◆ **Exercise**: Go through the records line by line and work out how many lines hold the word "December". Answer with the number only.

Stored entries
*****

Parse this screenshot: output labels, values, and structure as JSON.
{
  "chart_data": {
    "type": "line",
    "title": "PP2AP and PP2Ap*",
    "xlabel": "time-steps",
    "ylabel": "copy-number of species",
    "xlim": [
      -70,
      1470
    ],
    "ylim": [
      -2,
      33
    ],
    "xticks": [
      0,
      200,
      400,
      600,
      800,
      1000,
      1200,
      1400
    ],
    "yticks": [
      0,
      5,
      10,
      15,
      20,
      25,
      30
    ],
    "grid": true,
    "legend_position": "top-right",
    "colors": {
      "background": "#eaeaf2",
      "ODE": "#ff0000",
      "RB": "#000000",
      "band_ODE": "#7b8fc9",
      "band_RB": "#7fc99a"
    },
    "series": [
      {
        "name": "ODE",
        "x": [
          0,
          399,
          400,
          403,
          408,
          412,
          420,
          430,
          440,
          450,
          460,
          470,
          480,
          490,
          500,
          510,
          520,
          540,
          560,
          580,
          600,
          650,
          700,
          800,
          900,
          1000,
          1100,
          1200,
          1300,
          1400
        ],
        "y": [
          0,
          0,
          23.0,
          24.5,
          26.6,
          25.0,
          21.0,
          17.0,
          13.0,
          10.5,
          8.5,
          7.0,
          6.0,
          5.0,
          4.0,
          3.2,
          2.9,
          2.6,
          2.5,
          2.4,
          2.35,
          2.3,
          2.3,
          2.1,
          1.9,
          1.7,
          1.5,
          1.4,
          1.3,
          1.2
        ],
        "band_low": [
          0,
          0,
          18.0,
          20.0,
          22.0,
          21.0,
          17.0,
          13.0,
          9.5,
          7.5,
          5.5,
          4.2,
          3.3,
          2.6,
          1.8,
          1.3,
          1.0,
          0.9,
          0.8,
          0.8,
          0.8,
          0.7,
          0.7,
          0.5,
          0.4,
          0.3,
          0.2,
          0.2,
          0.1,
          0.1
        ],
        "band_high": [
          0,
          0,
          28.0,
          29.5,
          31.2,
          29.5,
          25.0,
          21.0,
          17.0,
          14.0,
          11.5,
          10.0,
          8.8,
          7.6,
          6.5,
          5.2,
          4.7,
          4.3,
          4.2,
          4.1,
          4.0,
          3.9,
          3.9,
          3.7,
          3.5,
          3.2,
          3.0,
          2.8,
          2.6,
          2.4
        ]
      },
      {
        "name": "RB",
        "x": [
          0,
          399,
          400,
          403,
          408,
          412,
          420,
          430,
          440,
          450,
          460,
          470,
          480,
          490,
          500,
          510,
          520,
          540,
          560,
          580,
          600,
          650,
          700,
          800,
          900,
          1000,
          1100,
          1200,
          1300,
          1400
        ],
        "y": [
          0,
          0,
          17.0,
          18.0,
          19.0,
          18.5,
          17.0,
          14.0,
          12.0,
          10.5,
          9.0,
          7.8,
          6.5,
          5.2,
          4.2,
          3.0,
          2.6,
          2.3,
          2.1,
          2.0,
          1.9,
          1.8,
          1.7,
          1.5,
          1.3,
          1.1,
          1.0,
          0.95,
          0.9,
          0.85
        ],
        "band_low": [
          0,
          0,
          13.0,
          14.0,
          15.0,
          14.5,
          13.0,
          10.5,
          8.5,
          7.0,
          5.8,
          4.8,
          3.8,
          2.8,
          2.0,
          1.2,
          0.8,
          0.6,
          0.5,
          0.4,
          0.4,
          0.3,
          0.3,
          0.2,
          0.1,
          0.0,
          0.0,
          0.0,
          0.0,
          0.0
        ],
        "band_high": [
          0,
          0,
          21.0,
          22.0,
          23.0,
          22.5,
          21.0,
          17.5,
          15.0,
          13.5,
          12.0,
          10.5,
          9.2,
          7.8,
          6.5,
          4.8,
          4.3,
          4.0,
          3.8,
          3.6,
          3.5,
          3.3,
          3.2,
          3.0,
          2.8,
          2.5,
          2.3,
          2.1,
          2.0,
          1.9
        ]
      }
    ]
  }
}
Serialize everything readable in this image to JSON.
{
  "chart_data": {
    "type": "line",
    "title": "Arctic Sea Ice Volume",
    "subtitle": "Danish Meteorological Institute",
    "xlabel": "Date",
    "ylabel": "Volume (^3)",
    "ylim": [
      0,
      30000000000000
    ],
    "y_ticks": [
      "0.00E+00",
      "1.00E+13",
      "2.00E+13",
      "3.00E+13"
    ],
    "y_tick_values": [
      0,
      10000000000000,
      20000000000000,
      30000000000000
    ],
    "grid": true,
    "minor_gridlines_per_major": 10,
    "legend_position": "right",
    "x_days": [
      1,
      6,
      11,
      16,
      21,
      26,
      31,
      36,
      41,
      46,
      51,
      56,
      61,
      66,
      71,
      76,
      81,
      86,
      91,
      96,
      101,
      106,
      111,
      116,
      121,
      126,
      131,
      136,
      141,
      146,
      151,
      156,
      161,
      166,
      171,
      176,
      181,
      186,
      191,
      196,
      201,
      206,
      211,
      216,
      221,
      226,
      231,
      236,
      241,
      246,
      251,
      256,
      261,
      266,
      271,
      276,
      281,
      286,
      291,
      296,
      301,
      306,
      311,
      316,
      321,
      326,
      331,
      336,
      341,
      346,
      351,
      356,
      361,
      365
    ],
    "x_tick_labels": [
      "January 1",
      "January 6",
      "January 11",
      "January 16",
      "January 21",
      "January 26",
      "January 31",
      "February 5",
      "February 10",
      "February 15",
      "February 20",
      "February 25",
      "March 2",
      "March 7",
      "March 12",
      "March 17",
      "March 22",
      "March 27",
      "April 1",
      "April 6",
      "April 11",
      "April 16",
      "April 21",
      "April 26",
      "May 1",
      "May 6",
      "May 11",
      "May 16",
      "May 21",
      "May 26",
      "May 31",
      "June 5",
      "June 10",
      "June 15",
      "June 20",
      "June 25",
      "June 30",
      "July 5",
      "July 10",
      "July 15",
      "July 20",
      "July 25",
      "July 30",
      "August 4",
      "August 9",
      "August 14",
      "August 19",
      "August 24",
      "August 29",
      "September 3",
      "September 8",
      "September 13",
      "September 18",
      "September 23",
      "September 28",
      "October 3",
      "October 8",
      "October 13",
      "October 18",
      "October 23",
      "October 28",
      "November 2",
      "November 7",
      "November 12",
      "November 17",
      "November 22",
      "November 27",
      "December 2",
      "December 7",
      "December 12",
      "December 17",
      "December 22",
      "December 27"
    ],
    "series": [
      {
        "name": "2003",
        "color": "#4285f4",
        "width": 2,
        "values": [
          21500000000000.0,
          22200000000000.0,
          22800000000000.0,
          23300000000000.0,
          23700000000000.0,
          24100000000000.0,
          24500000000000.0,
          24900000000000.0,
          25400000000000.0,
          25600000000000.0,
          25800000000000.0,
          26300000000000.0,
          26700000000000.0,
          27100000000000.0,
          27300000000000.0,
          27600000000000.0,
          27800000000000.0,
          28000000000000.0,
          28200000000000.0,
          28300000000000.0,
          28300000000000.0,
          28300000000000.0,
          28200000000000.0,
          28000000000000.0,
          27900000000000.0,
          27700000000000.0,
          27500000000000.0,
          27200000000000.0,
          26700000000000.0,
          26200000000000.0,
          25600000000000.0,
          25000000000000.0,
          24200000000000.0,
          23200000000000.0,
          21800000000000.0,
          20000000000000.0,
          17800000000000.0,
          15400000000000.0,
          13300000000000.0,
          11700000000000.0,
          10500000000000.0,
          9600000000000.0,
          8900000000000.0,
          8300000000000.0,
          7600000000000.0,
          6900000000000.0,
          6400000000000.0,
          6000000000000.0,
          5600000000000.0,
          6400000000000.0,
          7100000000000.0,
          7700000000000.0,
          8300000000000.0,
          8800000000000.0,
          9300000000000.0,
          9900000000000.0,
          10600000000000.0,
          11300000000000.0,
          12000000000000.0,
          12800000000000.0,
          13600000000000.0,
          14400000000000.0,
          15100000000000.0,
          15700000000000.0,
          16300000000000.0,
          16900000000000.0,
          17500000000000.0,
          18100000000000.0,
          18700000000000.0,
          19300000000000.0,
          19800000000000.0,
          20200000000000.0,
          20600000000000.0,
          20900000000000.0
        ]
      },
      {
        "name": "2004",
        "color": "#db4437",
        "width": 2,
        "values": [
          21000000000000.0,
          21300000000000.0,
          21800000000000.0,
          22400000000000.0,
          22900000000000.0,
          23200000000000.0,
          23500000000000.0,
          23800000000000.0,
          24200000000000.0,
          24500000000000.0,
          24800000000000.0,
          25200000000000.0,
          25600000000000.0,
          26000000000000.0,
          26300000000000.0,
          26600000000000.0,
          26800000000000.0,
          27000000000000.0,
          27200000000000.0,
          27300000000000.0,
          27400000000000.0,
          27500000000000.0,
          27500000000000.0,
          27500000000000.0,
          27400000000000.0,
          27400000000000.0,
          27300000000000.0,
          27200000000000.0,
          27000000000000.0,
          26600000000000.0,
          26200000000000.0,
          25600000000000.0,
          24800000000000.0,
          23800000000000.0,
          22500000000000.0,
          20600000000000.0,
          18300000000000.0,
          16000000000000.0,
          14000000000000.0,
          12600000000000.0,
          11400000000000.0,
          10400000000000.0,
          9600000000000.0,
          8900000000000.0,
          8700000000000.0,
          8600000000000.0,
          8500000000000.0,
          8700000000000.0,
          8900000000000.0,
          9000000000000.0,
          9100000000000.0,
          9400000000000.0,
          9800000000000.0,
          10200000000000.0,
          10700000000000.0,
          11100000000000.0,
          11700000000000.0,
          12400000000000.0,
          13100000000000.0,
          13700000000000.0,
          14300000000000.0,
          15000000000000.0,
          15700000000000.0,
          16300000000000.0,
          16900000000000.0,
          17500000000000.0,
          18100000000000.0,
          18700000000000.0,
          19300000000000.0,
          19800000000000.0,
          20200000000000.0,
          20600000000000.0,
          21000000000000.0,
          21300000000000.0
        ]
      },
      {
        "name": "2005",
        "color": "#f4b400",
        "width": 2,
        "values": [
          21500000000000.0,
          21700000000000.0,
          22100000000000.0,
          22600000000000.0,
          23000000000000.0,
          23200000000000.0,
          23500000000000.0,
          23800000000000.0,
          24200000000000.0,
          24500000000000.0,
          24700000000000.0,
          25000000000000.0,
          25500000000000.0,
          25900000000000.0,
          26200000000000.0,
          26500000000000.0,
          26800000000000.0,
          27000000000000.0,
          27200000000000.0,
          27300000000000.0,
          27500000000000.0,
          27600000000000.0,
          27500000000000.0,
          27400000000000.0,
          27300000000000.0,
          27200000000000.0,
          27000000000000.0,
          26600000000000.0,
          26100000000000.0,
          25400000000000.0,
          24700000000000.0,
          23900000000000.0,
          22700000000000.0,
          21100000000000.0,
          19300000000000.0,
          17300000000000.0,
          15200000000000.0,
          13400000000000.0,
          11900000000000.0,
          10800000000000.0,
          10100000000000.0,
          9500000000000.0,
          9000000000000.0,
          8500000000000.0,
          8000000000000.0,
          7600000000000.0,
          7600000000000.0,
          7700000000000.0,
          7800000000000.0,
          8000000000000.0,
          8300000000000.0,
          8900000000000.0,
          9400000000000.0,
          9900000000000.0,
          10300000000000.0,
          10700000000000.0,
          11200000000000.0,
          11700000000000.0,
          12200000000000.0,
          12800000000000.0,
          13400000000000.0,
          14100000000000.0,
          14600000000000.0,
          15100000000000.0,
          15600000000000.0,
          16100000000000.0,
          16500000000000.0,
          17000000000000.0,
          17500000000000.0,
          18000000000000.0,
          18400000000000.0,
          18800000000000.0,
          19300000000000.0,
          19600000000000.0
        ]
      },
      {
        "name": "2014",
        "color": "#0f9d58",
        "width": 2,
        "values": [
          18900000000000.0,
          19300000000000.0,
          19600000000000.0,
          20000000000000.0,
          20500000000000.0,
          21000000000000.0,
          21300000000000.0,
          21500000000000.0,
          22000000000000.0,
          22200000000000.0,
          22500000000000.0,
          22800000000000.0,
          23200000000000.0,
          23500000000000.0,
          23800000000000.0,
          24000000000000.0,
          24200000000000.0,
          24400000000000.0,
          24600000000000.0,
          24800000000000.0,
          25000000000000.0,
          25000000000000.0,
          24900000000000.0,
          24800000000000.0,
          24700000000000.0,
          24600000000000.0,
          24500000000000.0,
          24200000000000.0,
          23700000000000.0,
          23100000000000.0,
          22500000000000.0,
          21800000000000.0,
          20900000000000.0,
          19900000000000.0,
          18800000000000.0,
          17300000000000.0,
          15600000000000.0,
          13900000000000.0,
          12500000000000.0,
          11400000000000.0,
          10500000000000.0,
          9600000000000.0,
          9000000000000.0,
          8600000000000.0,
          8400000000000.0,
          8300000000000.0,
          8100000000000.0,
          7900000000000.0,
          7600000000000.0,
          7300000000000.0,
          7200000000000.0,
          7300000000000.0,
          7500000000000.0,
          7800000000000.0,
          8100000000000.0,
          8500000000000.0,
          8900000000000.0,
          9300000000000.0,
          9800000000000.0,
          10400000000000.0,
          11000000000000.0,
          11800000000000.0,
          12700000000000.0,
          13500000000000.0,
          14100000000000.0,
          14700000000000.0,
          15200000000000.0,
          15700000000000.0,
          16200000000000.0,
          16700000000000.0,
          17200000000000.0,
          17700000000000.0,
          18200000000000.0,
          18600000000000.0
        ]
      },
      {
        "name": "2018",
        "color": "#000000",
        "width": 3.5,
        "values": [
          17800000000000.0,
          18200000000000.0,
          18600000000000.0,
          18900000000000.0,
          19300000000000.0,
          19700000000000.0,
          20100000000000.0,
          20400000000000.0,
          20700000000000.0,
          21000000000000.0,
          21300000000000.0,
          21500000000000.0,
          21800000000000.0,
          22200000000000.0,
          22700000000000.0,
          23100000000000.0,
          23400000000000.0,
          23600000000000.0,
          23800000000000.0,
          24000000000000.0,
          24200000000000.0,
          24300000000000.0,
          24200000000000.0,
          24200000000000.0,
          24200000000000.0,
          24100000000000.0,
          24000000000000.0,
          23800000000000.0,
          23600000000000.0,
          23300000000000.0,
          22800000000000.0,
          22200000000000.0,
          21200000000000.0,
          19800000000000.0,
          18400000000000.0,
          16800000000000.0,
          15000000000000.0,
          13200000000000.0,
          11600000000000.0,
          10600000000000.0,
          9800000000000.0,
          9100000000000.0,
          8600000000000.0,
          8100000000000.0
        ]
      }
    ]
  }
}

*****

◆ **Solution**: 6